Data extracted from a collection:

****************

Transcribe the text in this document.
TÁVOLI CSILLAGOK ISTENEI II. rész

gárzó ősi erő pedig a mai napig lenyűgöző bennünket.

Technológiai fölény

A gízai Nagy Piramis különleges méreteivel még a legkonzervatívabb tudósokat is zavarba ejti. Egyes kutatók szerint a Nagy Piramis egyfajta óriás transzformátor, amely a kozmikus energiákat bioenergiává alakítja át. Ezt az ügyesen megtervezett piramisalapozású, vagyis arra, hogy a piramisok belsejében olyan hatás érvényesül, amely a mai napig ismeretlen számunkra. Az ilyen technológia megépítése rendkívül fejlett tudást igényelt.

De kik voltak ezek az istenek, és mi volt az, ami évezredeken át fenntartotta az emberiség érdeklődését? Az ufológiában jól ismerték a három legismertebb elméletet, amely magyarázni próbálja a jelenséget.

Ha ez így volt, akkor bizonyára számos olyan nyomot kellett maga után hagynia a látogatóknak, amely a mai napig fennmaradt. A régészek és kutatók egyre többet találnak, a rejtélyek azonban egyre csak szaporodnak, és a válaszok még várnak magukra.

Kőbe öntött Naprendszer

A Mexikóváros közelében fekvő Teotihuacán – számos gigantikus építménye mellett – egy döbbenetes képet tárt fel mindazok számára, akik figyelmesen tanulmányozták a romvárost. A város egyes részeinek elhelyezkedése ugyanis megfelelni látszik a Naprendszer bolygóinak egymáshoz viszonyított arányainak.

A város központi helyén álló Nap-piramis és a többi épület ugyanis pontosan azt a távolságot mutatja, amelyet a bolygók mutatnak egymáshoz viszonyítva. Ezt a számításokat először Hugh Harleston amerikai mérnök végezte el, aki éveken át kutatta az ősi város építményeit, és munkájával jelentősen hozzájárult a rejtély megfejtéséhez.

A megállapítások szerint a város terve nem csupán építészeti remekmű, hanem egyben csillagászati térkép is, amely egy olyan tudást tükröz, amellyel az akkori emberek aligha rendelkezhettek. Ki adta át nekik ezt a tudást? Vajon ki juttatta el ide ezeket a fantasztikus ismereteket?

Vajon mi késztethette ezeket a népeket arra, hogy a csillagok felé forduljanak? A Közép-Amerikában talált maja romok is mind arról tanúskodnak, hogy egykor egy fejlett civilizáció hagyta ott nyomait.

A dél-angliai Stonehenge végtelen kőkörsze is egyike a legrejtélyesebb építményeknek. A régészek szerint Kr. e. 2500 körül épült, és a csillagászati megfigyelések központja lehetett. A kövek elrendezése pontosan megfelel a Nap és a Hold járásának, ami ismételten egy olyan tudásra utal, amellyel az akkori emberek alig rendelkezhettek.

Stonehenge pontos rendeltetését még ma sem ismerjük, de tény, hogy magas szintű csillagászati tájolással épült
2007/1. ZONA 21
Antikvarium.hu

****************

Filter the listing for the word "volt" and copy every line that holds it.

De kik voltak ezek az istenek, és mi volt az, ami évezredeken át fenntartotta az emberiség érdeklődését? Az ufológiában jól ismerték a három legismertebb elméletet, amely magyarázni próbálja a jelenséget.
Ha ez így volt, akkor bizonyára számos olyan nyomot kellett maga után hagynia a látogatóknak, amely a mai napig fennmaradt. A régészek és kutatók egyre többet találnak, a rejtélyek azonban egyre csak szaporodnak, és a válaszok még várnak magukra.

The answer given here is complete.